Directive:
Search the material below for the word "JSON" and copy every line in which it occurs.

Records:
┌──
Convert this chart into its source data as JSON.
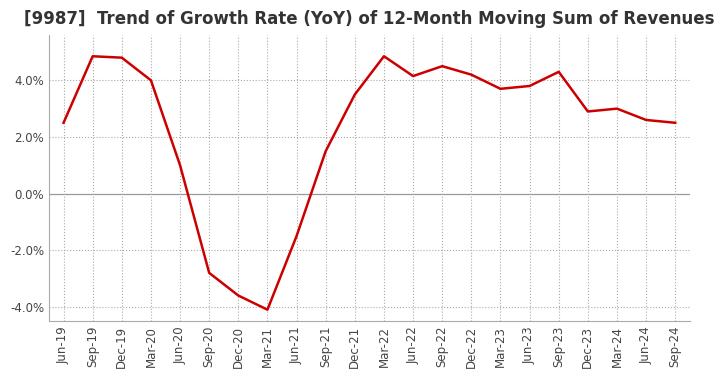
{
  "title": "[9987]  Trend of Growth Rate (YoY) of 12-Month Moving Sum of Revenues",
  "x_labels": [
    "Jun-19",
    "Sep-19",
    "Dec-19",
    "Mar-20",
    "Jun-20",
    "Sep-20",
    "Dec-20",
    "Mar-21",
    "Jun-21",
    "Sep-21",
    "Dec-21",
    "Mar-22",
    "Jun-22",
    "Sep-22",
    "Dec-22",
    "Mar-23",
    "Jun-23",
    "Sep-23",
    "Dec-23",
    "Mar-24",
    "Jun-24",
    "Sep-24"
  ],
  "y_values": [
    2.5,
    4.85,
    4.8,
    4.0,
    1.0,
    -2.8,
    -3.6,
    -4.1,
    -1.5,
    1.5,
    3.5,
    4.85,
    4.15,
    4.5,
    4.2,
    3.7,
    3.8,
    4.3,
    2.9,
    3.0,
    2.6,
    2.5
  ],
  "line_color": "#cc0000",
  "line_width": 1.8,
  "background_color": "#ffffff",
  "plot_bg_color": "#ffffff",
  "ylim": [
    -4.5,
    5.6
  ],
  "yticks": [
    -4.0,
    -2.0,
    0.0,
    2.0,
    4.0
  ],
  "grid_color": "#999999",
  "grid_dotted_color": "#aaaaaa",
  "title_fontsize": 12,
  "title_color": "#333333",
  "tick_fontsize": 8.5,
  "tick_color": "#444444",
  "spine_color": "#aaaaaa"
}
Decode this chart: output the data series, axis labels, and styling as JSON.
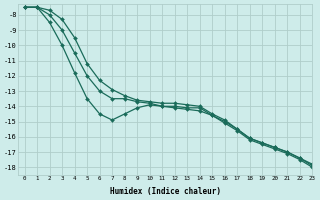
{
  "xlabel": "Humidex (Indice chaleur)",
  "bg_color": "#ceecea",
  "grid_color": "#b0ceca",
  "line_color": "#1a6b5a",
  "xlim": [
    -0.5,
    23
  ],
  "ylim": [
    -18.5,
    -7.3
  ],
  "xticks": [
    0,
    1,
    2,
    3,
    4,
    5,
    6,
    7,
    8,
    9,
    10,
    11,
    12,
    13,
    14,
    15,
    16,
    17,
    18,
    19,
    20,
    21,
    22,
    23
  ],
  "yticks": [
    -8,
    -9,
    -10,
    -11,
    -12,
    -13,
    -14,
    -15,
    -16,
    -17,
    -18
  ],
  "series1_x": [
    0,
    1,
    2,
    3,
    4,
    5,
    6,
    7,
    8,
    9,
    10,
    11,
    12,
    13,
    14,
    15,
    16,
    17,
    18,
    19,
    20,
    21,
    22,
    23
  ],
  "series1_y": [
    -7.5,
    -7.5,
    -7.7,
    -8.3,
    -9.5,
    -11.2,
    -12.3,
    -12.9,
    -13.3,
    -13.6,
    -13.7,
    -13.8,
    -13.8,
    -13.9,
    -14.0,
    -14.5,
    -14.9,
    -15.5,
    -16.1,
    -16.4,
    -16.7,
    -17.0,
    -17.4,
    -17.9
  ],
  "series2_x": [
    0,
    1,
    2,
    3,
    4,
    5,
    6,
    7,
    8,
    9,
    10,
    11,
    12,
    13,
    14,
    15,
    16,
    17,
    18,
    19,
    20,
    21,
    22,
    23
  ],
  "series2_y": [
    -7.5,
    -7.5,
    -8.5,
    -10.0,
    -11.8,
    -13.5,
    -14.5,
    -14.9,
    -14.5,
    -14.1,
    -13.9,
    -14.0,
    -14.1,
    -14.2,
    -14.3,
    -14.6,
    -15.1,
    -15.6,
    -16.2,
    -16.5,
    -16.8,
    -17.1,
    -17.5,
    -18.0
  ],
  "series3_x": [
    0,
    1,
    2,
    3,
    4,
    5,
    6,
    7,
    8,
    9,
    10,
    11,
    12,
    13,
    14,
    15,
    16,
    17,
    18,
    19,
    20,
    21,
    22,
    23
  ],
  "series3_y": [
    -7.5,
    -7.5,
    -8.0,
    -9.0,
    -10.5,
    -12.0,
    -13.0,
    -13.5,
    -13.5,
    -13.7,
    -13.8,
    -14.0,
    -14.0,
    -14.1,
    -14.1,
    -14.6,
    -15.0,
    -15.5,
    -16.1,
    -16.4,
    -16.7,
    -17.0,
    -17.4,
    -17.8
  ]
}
└──
Problem solution:
Convert this chart into its source data as JSON.
Decode this chart: output the data series, axis labels, and styling as JSON.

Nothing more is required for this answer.